- Task objective:
Answer these questions using the passage about living on Mars:
(a) How many levels would the inflatable housing module have?
(b) What kind of diet would the raw materials of Mars mostly supply food for?
(c) How long would it be before seriously ill Mars astronauts could be flown out?

===== Source extract =====

During their long, confined stay, the Mars pioneers may live in an inflatable modular housing unit similar to the TransHab (for “transportation and habitat”) design proposed by NASA in 1997 as a possible replacement for the U.S. crew quarters on the International Space Station. The cylindrical structure would be 27 ft. (8.2 m) in diameter and have a foot-thick protective shell when inflated. The shell would be made of almost two dozen layers of material that is stronger than steel. It would also provide insulation from the extreme Martian temperatures that range from –199°F (–128.3°C) during the polar night to 80°F (26.6°C) at the equator. The module would consist of four levels, for work, health care, crew quarters, and a galley area.
The space travelers will drive for miles across the planet's diverse terrain in advanced-type roving vehicles equipped with specialized tools, drills, and analytical instruments. Much of their time will be spent searching for water and past and present evidence of Martian life forms, and conducting a wide range of scientific activities that cannot be accomplished by robotic exploration.
Because it is impossible to take all the supplies that they will need from Earth, the astronauts will probably have to live off the barren land, using the planet's raw materials to provide fuel, oxygen, and most of the food for a primarily vegetarian diet. Possibly some type of “care” packages of goodies will be sent by rocket to them from time to time to relieve the dietary monotony. The versatile explorers will even have to manufacture the special spacecraft fuel required for their return to Earth.
Their survival in the inhospitable environment will be totally dependent on their combined expertise, specialized skills, and available equipment. When unexpected problems and challenges arise, as they undoubtedly will, the spacefarers will have to solve them with little or no help from Earth. Even their radio communications with mission controllers will be difficult because of the time delay between Mars and Earth. Depending on Mars's distance from Earth, which can vary by as much as 200 million mi. (322 km), radio signals from the planet can take anywhere from 4 minutes to 21 minutes to reach Earth.
The physical and mental health and safety of the crew during their long, arduous months on Mars are a major concern for mission planners. How do you plan for life-threatening medical emergencies when you are trapped on a far distant world? In 1999, a doctor wintering at a South Pole station found a lump in her breast, but she couldn't be flown out for proper treatment until the end of the harsh winter. If Mars astronauts become perilously ill, they can't be “flown out” for two years.

===== Dataset records =====

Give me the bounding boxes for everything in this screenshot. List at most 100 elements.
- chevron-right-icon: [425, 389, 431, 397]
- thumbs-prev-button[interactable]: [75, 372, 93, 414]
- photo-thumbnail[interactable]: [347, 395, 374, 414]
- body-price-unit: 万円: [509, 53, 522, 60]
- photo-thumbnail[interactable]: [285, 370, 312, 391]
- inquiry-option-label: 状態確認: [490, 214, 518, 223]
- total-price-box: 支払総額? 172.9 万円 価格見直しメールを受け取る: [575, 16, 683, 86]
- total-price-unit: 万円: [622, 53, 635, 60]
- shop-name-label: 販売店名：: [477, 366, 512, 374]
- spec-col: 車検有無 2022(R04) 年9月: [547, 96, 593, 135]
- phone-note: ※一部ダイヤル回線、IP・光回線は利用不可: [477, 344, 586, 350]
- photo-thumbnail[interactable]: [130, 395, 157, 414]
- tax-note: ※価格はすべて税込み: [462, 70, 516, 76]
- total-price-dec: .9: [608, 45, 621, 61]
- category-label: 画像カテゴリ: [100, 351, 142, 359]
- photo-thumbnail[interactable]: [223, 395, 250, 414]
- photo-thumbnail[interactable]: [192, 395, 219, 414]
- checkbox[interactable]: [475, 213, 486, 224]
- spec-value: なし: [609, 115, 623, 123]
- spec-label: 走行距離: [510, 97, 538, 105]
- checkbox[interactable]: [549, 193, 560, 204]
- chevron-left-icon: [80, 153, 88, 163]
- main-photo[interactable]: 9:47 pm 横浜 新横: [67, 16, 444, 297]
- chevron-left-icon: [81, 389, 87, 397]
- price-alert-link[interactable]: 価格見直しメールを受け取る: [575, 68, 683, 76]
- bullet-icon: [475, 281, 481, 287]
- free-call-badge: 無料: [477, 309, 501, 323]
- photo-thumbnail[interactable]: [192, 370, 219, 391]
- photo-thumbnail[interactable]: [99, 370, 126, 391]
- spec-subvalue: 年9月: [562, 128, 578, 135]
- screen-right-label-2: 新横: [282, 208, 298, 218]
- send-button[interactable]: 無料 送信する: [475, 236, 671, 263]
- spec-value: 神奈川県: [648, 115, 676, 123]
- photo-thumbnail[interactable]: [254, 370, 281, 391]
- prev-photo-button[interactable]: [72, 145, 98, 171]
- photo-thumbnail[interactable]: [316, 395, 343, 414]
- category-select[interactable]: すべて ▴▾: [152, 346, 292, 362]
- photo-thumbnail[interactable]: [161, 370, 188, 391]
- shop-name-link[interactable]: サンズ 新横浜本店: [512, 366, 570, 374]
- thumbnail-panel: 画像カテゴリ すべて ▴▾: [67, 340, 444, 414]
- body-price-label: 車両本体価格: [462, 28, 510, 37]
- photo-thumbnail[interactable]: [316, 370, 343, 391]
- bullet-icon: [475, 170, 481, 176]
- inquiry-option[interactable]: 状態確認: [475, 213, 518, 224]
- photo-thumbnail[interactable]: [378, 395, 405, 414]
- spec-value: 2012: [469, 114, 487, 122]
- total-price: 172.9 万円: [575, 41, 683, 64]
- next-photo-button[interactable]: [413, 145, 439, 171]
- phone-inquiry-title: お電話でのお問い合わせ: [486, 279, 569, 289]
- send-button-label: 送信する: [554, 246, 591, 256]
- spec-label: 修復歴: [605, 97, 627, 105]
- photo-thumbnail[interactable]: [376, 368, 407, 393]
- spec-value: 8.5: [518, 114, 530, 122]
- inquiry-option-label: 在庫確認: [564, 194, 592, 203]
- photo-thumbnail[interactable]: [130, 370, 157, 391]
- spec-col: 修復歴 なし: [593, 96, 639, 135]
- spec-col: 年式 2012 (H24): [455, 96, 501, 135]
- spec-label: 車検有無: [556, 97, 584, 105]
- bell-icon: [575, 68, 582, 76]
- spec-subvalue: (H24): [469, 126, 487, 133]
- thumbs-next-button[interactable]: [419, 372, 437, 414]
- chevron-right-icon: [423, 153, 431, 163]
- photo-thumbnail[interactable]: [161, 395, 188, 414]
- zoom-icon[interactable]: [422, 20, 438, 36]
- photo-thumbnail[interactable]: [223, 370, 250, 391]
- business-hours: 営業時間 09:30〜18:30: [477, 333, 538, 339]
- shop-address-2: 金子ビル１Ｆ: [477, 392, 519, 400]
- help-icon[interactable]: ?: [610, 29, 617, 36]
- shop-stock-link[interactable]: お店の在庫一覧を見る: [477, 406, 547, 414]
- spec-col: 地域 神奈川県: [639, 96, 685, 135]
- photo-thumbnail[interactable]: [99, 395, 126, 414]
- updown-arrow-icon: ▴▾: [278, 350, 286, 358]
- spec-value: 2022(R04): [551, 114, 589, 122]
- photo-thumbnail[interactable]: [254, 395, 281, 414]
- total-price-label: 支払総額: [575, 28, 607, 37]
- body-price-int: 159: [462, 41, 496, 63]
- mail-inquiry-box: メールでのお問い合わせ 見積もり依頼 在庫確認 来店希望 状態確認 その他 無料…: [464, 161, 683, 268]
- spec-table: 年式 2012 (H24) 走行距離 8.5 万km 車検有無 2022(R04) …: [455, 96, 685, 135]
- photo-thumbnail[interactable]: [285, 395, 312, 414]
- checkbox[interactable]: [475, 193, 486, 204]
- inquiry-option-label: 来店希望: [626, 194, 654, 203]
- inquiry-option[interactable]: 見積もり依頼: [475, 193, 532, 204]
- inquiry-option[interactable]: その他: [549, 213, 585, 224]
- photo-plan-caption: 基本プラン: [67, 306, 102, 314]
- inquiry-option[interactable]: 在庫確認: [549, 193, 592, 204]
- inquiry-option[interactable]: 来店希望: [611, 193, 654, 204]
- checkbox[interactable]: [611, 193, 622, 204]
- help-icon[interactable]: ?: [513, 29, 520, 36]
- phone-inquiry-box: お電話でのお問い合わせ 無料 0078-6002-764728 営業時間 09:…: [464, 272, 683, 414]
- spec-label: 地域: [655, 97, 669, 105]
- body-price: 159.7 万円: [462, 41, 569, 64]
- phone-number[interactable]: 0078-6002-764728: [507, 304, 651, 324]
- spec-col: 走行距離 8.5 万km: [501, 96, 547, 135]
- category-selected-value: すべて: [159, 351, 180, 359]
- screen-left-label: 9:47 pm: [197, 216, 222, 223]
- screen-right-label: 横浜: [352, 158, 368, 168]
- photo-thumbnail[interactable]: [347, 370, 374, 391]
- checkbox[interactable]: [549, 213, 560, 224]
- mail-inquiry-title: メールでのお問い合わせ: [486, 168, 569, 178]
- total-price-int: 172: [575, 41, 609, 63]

=====

- Answer box:
(a) Four levels.
(b) A primarily vegetarian diet.
(c) Two years.